TASK STATEMENT:
All of the data should be output character for character, except the pictures.

== RECORD EXTRACTS ==

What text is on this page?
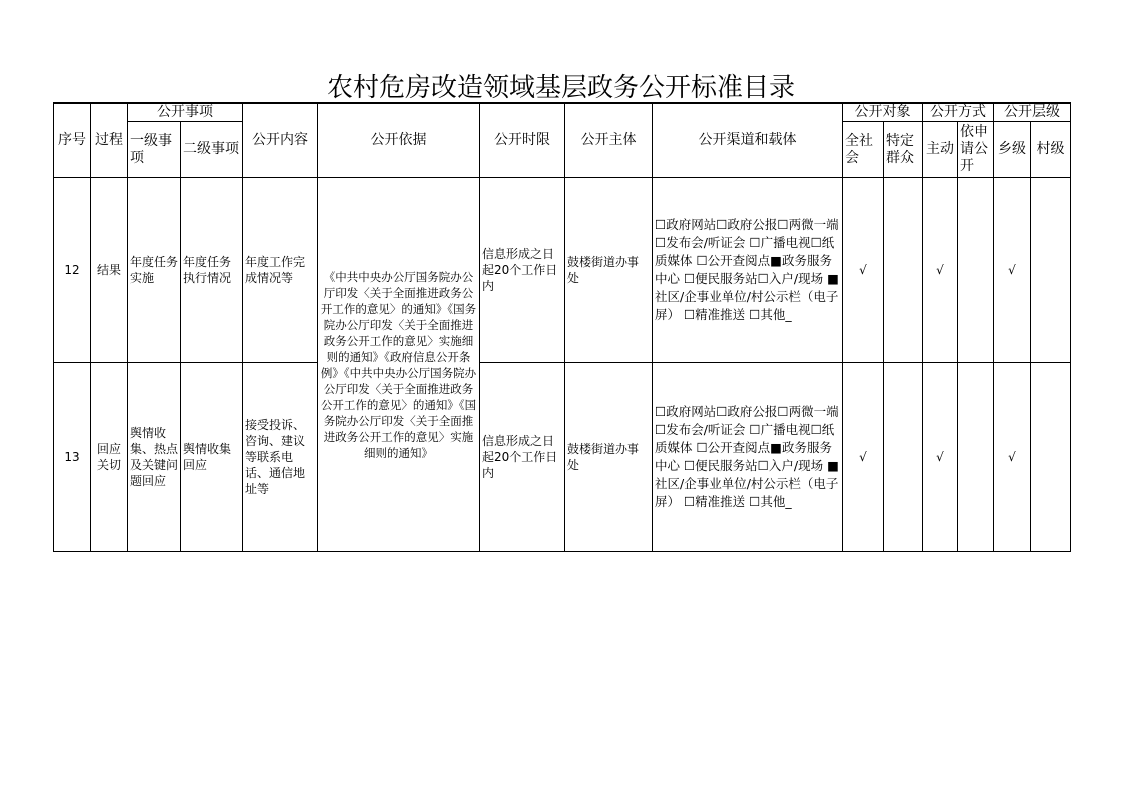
农村危房改造领域基层政务公开标准目录
序号	过程	公开事项		公开内容	公开依据	公开时限	公开主体	公开渠道和载体	公开对象		公开方式		公开层级	
		一级事项	二级事项						全社会	特定群众	主动	依申请公开	乡级	村级
12	结果	年度任务实施	年度任务执行情况	年度工作完成情况等	《中共中央办公厅国务院办公厅印发〈关于全面推进政务公开工作的意见〉的通知》《国务院办公厅印发〈关于全面推进政务公开工作的意见〉实施细则的通知》《政府信息公开条例》《中共中央办公厅国务院办公厅印发〈关于全面推进政务公开工作的意见〉的通知》《国务院办公厅印发〈关于全面推进政务公开工作的意见〉实施细则的通知》	信息形成之日起20个工作日内	鼓楼街道办事处	☐政府网站☐政府公报☐两微一端 ☐发布会/听证会 ☐广播电视☐纸质媒体 ☐公开查阅点■政务服务中心 ☐便民服务站☐入户/现场 ■社区/企事业单位/村公示栏（电子屏） ☐精准推送 ☐其他_	√		√		√	
13	回应关切	舆情收集、热点及关键问题回应	舆情收集回应	接受投诉、咨询、建议等联系电话、通信地址等		信息形成之日起20个工作日内	鼓楼街道办事处	☐政府网站☐政府公报☐两微一端 ☐发布会/听证会 ☐广播电视☐纸质媒体 ☐公开查阅点■政务服务中心 ☐便民服务站☐入户/现场 ■社区/企事业单位/村公示栏（电子屏） ☐精准推送 ☐其他_	√		√		√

===

EXERCISE OUTPUT:
What text is on this page?
农村危房改造领域基层政务公开标准目录
序号	过程	公开事项		公开内容	公开依据	公开时限	公开主体	公开渠道和载体	公开对象		公开方式		公开层级	
		一级事项	二级事项						全社会	特定群众	主动	依申请公开	乡级	村级
12	结果	年度任务实施	年度任务执行情况	年度工作完成情况等	《中共中央办公厅国务院办公厅印发〈关于全面推进政务公开工作的意见〉的通知》《国务院办公厅印发〈关于全面推进政务公开工作的意见〉实施细则的通知》《政府信息公开条例》《中共中央办公厅国务院办公厅印发〈关于全面推进政务公开工作的意见〉的通知》《国务院办公厅印发〈关于全面推进政务公开工作的意见〉实施细则的通知》	信息形成之日起20个工作日内	鼓楼街道办事处	☐政府网站☐政府公报☐两微一端 ☐发布会/听证会 ☐广播电视☐纸质媒体 ☐公开查阅点■政务服务中心 ☐便民服务站☐入户/现场 ■社区/企事业单位/村公示栏（电子屏） ☐精准推送 ☐其他_	√		√		√	
13	回应关切	舆情收集、热点及关键问题回应	舆情收集回应	接受投诉、咨询、建议等联系电话、通信地址等		信息形成之日起20个工作日内	鼓楼街道办事处	☐政府网站☐政府公报☐两微一端 ☐发布会/听证会 ☐广播电视☐纸质媒体 ☐公开查阅点■政务服务中心 ☐便民服务站☐入户/现场 ■社区/企事业单位/村公示栏（电子屏） ☐精准推送 ☐其他_	√		√		√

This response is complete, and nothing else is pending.